***** Passage *****

Buy books if you read. Pay authors, to be fair

January 10, 2020
Posted by:
Ron Seybold

Some studies show that only 35 percent of Americans read a book last year. Out of that modest number, there might be the same percentage who read paperback editions. The paperbacks which pay authors are purchased new. Those paperbacks are available at bookstores, at spots like Amazon, even from the authors themselves.

Authors get paid when sales take place in those places. That's fair, because to most authors, their compensation is under $2 a book. One habit drags down their livelihoods. Used books cut authors out of the equation.

The roughest part? In one misguided column, a writer for BookRiot is promoting "only buy used books."

If you don't know BookRiot, it's a tremendous website that writes about books and literature. Millions of viewers and thousands of dollars in ad money taken. Money from authors and their publishers. I see a big problem there: authors pay people like the website columnist Anna Gooding-Call. Her column Buy Used Books. Here's Why tells us that reusing a paper book is good for the environment — and you'll find great things to read, too.

Used books also help ensure there are fewer books to read, if the only thing you do is, as she suggests, "reserve purchases of new paper books for special occasions." If authors only wrote for such special occasions, the world might read only authors like George R.R. Martin, or Donna Tartt. Great to have their books around. Genius there, those novels. Readers waited 10 years for Tartt's second book. Martin is still holding out on his many Game of Thrones readers. They published on the timeline of "special occasion."

Shelves of free books

Our columnist has her viewpoint, so her home is probably full of used books. Since she writes for BookRiot, though, her shelves might be full of books that were sent to her for review. Or passed along by reviewer friends, all in the name of saving the planet and maybe gaining a fan. I hope she's not carrying the free books to any place but a library or a charity.

***** Recorded data *****

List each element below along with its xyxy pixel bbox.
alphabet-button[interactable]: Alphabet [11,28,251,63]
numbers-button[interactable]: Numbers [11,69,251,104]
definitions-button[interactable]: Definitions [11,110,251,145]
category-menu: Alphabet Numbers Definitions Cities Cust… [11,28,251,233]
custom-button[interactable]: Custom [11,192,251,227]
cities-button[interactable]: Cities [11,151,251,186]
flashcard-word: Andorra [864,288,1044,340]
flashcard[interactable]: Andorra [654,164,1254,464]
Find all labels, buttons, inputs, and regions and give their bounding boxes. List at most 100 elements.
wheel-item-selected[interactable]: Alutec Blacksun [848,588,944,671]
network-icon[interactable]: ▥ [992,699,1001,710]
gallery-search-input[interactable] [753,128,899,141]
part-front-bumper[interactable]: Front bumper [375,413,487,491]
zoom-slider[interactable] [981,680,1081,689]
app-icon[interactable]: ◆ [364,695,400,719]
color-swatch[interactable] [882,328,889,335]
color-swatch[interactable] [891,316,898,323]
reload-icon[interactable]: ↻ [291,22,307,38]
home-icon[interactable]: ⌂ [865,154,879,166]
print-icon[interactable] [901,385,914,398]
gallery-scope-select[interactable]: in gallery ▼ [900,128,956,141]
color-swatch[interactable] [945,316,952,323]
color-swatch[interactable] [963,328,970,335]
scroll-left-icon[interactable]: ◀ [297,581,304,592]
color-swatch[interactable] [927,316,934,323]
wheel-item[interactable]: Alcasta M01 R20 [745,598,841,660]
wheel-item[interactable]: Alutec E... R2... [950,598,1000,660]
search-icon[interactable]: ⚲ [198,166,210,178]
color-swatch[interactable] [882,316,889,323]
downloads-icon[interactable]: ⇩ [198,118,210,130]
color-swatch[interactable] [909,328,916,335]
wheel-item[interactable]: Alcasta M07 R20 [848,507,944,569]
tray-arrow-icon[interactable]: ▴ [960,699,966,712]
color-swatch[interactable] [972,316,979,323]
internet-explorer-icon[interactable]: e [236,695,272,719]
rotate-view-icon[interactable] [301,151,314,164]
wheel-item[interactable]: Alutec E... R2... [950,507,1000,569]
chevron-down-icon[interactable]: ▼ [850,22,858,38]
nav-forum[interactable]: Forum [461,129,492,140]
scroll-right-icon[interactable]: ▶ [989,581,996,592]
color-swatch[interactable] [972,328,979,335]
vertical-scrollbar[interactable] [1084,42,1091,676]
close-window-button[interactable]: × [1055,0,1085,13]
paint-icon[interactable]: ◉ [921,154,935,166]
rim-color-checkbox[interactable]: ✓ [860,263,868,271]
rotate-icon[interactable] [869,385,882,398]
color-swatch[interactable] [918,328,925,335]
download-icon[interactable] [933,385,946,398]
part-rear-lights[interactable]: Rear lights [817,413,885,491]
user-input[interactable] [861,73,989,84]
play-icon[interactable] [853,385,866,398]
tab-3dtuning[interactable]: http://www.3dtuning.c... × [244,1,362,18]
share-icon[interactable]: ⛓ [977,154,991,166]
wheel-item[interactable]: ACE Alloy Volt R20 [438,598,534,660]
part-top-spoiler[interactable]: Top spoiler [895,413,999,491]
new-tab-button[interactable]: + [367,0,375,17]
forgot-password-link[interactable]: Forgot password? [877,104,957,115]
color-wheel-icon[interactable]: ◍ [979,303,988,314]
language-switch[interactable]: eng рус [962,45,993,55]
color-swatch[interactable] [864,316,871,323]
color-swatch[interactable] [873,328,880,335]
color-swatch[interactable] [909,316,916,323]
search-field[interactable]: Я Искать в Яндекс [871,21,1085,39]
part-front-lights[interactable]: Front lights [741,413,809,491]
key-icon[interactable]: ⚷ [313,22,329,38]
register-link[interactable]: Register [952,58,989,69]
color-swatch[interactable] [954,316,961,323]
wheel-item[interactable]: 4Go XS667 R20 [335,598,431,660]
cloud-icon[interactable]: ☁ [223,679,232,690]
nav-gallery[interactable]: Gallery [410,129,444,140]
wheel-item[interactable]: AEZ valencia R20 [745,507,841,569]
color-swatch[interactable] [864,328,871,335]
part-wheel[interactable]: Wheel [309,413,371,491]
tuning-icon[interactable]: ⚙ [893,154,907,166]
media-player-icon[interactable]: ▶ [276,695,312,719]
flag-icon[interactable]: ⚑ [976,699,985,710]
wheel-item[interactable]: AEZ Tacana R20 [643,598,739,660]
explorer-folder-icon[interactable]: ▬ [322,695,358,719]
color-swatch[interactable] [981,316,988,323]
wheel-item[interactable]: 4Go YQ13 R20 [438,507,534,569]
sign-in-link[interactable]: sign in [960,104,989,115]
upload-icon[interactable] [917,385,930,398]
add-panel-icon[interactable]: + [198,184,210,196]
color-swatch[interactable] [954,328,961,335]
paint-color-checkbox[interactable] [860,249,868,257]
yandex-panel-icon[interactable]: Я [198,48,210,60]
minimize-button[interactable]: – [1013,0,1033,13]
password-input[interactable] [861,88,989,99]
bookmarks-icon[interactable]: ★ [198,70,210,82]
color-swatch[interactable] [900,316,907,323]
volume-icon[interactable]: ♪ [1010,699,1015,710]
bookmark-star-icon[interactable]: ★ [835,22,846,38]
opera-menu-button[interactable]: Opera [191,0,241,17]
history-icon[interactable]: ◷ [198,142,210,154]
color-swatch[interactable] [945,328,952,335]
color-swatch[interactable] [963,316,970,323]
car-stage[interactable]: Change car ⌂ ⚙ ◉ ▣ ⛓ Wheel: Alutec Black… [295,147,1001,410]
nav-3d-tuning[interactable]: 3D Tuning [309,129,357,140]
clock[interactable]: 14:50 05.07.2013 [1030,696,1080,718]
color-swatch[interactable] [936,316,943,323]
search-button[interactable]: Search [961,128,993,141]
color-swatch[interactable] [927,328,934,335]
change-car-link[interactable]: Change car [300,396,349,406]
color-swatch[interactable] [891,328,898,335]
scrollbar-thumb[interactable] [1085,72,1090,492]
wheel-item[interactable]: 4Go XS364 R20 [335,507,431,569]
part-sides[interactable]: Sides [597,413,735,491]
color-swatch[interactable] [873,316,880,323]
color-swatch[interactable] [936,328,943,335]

*****

Task requirements:
(1) In the post on buying books, how much do most authors earn per book?
(2) Reproduce the post on buying books from "Buy books if" to "of the equation.", word for word.
(3) Pick up the post on buying books after its final sentence and keep writing it.

Responses to the tasks:
(1) Under $2 a book.

(2)
Buy books if you read. Pay authors, to be fair

January 10, 2020
Posted by:
Ron Seybold

Some studies show that only 35 percent of Americans read a book last year. Out of that modest number, there might be the same percentage who read paperback editions. The paperbacks which pay authors are purchased new. Those paperbacks are available at bookstores, at spots like Amazon, even from the authors themselves.

Authors get paid when sales take place in those places. That's fair, because to most authors, their compensation is under $2 a book. One habit drags down their livelihoods. Used books cut authors out of the equation.

(3)
If you're truly into saving the planet, ebooks do that job well. Any kind of paperback, used or new, sticks a fly into that environmental oatmeal. Selling a paperback a second time flies in the face of pure environmental concern. Also a plus: an ebook is a one-time sale on behalf of an author. Most ebooks can't be resold.

This isn't theoretical for me. My latest book, the memoir Stealing Home, was released in August. A used copy already has a permanent spot in Amazon as the book's most affordable purchase. You get this sales treatment as an author, and it's customary for the book business. The good news is that that used copy helps homeless people in New York, where any profits from the sale go to a charity.

So hey, remember that if you fill your bookshelves only with used paper, you cut out the creators of the work that you admire and enjoy. Pay your tribute to an author you admire: buy a paperback from them directly if you can. Author website sales help us keep writing. Bookstores selling paper help everyone discover new voices. You can help yourself to used books, but keep your purchases spread across the whole ecosystem of reading. There's a creative environment there to preserve, right alongside the climate of the planet.